• Task objective: Going through the material below, please gather all lines with the word "JSON" in them.

[Items listed in a dataset]

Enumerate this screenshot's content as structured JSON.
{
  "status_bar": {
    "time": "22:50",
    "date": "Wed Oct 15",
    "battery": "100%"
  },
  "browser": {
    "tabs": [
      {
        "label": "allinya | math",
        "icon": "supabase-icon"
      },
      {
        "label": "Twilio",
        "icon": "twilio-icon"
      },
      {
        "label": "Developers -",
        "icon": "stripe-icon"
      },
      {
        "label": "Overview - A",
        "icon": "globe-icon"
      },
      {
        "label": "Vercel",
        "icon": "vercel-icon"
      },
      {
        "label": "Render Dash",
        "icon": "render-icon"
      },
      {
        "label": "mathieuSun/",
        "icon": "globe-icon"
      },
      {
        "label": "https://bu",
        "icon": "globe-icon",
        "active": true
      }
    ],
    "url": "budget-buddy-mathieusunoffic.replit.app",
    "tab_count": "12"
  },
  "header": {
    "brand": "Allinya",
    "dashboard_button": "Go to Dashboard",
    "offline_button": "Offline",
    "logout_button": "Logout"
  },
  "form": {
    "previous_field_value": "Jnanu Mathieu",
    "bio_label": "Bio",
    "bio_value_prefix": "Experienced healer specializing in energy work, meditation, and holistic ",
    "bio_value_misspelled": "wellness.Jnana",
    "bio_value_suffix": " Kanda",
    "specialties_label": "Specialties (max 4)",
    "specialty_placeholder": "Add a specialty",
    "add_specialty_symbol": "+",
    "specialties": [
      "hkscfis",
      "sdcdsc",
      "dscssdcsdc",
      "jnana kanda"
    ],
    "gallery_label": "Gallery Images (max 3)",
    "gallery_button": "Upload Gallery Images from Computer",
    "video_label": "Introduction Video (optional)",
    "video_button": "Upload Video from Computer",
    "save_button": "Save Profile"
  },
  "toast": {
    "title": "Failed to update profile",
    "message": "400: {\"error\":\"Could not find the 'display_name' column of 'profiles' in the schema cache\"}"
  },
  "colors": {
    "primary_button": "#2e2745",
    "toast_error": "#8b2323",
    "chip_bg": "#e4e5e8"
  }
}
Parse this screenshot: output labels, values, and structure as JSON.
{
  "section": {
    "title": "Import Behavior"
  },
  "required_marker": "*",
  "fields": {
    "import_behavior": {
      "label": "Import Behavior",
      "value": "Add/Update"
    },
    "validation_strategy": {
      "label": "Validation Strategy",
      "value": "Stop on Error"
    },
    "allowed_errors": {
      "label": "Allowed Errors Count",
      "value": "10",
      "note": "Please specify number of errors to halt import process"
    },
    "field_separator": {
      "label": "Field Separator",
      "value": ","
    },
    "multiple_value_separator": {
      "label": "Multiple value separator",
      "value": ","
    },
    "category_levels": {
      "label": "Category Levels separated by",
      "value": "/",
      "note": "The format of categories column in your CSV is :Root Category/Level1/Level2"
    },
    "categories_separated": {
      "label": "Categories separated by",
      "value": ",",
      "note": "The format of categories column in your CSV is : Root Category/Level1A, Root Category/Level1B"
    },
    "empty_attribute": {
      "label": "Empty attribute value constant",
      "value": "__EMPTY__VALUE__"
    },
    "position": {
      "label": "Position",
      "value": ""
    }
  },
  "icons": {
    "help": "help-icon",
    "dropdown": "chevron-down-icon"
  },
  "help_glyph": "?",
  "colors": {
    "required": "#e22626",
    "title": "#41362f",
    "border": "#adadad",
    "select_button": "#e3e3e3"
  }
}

• Expected output:
Enumerate this screenshot's content as structured JSON.
Parse this screenshot: output labels, values, and structure as JSON.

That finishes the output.